[Saved data entries]
******
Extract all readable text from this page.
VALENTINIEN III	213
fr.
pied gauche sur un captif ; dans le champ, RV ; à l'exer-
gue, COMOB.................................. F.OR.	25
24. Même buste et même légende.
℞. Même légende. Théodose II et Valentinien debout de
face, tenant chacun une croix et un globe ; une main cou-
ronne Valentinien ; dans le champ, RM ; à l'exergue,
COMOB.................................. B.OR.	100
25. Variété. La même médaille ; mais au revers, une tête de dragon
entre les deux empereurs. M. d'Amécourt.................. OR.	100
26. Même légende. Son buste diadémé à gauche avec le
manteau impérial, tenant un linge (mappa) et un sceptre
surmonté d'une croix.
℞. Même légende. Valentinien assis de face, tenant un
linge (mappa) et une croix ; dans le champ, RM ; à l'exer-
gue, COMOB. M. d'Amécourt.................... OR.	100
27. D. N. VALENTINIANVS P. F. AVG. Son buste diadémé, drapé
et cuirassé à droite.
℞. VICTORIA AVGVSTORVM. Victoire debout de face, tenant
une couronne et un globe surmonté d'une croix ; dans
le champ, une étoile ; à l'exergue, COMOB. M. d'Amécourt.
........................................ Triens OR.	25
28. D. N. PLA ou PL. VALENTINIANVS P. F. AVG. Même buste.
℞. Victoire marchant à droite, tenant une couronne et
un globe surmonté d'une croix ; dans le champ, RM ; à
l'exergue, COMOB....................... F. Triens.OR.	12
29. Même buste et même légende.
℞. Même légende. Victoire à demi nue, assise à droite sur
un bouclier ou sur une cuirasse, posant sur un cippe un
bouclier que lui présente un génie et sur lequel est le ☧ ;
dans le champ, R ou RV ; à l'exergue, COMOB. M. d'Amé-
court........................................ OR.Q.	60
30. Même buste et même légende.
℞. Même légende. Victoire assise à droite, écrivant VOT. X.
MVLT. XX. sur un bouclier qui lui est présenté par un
******
*Requirements*: Filter the records above and return every line that holds the word "assise".

*Correct output*:
℞. Même légende. Victoire à demi nue, assise à droite sur
℞. Même légende. Victoire assise à droite, écrivant VOT. X.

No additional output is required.